> _Brief_
Pull out each line of the records holding the string "Romagna".

━━ Excerpted records ━━

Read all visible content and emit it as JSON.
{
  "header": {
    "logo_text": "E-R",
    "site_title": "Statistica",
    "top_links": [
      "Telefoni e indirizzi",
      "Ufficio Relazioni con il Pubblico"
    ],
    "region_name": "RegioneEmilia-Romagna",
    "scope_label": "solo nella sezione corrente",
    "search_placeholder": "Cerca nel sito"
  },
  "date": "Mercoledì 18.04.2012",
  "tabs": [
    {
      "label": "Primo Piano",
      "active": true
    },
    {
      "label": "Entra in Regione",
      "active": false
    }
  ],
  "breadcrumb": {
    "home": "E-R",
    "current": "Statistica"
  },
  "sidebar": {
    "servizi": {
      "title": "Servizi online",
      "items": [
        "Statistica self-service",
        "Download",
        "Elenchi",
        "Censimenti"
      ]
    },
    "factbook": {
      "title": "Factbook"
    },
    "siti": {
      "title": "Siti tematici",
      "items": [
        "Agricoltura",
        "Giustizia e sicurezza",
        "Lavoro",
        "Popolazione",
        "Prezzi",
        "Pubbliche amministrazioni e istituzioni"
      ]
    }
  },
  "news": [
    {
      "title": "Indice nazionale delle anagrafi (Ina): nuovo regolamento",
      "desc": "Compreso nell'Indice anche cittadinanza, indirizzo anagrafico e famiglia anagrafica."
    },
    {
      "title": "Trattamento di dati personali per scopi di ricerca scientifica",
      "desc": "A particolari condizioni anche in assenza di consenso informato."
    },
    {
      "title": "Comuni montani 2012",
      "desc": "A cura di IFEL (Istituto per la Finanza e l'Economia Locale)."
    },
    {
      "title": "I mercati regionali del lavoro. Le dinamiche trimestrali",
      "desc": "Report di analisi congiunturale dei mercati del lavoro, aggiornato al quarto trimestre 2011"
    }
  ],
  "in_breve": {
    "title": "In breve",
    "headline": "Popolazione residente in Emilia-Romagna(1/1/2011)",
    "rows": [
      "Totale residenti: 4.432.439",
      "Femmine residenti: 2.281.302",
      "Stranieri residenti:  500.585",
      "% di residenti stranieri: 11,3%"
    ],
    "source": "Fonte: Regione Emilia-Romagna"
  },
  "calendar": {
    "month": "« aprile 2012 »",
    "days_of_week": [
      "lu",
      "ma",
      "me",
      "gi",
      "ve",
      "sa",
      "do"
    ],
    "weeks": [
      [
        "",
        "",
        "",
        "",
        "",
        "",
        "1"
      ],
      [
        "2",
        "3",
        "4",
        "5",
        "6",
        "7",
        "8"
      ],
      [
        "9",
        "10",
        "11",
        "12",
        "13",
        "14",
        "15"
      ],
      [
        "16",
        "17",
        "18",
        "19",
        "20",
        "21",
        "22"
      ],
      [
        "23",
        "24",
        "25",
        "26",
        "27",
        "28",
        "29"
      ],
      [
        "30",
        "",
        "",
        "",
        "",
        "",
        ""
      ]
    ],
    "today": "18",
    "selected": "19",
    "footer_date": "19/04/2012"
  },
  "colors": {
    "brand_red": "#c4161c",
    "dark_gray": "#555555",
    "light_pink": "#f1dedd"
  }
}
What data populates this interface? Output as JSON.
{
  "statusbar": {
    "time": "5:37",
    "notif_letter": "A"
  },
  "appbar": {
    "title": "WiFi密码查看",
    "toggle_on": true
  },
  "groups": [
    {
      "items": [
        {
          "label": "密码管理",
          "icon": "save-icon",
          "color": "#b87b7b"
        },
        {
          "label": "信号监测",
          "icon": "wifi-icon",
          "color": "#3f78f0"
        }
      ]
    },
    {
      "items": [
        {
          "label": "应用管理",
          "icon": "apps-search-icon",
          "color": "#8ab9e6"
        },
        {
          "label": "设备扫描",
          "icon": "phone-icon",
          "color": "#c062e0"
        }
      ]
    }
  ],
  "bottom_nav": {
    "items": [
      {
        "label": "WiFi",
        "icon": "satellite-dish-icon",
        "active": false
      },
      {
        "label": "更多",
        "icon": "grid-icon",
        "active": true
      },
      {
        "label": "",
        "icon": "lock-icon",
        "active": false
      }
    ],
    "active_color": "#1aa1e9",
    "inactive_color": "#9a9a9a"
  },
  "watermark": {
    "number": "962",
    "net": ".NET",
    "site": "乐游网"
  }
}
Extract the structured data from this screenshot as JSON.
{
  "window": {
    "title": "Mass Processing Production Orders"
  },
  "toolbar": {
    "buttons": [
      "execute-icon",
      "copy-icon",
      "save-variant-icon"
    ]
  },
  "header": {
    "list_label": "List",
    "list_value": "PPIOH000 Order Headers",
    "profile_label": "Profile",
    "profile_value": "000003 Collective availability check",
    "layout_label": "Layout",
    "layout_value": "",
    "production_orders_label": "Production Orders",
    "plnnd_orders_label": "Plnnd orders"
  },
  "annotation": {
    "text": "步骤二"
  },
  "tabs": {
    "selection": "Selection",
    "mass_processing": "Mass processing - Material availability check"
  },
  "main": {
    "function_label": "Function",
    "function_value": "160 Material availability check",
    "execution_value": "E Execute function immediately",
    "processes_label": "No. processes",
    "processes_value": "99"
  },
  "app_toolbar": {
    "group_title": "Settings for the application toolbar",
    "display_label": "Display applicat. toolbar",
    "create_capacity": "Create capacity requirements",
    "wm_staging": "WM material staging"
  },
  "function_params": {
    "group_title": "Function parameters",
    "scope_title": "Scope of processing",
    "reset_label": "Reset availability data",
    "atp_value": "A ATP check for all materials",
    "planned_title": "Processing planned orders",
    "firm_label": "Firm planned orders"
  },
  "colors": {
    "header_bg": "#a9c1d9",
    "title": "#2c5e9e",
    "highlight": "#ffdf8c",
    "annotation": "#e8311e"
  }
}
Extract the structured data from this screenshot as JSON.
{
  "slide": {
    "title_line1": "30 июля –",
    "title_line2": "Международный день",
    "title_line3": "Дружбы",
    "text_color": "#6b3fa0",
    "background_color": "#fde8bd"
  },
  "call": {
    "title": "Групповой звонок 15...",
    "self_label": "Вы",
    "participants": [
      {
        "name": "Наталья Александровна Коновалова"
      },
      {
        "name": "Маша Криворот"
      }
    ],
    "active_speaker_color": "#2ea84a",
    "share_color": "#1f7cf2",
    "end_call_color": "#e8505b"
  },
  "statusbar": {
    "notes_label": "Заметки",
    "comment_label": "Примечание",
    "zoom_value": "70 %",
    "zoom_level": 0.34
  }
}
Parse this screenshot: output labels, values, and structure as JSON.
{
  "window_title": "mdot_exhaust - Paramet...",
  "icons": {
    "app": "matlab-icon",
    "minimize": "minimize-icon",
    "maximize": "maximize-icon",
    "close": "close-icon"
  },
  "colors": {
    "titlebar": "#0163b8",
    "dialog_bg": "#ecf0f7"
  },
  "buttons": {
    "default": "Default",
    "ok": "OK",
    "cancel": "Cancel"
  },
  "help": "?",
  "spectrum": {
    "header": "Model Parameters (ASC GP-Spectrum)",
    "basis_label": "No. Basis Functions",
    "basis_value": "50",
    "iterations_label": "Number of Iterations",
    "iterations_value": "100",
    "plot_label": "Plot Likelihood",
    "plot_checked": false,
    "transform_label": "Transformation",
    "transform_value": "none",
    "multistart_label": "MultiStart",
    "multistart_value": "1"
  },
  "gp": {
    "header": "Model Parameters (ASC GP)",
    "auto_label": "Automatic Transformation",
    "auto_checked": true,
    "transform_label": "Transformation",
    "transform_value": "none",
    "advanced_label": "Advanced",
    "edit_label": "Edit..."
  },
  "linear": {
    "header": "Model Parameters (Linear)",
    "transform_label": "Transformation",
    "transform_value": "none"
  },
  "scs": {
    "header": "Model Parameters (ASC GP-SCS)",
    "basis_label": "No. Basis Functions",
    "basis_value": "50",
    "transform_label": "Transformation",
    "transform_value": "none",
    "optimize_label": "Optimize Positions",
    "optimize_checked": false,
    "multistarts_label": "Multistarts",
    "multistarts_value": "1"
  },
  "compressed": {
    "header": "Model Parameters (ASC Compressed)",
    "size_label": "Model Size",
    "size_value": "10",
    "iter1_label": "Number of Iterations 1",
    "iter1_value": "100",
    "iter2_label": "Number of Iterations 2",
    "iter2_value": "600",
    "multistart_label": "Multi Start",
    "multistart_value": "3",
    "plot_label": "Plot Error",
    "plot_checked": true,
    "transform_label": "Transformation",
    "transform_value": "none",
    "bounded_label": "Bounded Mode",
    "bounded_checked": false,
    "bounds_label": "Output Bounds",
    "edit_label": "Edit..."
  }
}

━━━

> _Exercise answer_
    "region_name": "RegioneEmilia-Romagna",
    "headline": "Popolazione residente in Emilia-Romagna(1/1/2011)",
    "source": "Fonte: Regione Emilia-Romagna"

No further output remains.